WHAT YOU NEED TO DO: Every line must be returned precisely as it is written.

INPUT MATERIAL:
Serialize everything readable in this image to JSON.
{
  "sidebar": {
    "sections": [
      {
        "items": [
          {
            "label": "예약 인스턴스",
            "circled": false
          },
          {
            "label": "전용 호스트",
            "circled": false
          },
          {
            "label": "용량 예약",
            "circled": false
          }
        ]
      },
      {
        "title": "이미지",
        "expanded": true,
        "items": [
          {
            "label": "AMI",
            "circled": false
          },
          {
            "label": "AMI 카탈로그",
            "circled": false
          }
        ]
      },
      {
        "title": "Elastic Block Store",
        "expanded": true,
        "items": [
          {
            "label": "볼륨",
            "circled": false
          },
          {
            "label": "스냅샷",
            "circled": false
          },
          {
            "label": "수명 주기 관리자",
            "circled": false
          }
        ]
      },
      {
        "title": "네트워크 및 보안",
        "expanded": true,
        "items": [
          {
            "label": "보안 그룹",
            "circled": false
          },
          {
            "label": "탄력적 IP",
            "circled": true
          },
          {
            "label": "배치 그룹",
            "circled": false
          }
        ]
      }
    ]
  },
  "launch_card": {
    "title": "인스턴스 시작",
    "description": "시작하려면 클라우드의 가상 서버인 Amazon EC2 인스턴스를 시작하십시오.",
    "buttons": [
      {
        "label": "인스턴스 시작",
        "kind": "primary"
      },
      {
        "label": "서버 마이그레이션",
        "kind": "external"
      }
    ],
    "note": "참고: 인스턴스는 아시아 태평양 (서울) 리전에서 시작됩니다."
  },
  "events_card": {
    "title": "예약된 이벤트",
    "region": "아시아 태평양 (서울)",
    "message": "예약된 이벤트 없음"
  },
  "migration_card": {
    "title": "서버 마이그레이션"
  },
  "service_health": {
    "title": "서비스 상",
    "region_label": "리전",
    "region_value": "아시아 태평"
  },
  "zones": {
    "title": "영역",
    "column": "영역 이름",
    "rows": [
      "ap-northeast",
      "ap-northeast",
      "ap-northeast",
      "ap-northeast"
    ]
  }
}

REPLY TO THE TASK:
Serialize everything readable in this image to JSON.
{
  "sidebar": {
    "sections": [
      {
        "items": [
          {
            "label": "예약 인스턴스",
            "circled": false
          },
          {
            "label": "전용 호스트",
            "circled": false
          },
          {
            "label": "용량 예약",
            "circled": false
          }
        ]
      },
      {
        "title": "이미지",
        "expanded": true,
        "items": [
          {
            "label": "AMI",
            "circled": false
          },
          {
            "label": "AMI 카탈로그",
            "circled": false
          }
        ]
      },
      {
        "title": "Elastic Block Store",
        "expanded": true,
        "items": [
          {
            "label": "볼륨",
            "circled": false
          },
          {
            "label": "스냅샷",
            "circled": false
          },
          {
            "label": "수명 주기 관리자",
            "circled": false
          }
        ]
      },
      {
        "title": "네트워크 및 보안",
        "expanded": true,
        "items": [
          {
            "label": "보안 그룹",
            "circled": false
          },
          {
            "label": "탄력적 IP",
            "circled": true
          },
          {
            "label": "배치 그룹",
            "circled": false
          }
        ]
      }
    ]
  },
  "launch_card": {
    "title": "인스턴스 시작",
    "description": "시작하려면 클라우드의 가상 서버인 Amazon EC2 인스턴스를 시작하십시오.",
    "buttons": [
      {
        "label": "인스턴스 시작",
        "kind": "primary"
      },
      {
        "label": "서버 마이그레이션",
        "kind": "external"
      }
    ],
    "note": "참고: 인스턴스는 아시아 태평양 (서울) 리전에서 시작됩니다."
  },
  "events_card": {
    "title": "예약된 이벤트",
    "region": "아시아 태평양 (서울)",
    "message": "예약된 이벤트 없음"
  },
  "migration_card": {
    "title": "서버 마이그레이션"
  },
  "service_health": {
    "title": "서비스 상",
    "region_label": "리전",
    "region_value": "아시아 태평"
  },
  "zones": {
    "title": "영역",
    "column": "영역 이름",
    "rows": [
      "ap-northeast",
      "ap-northeast",
      "ap-northeast",
      "ap-northeast"
    ]
  }
}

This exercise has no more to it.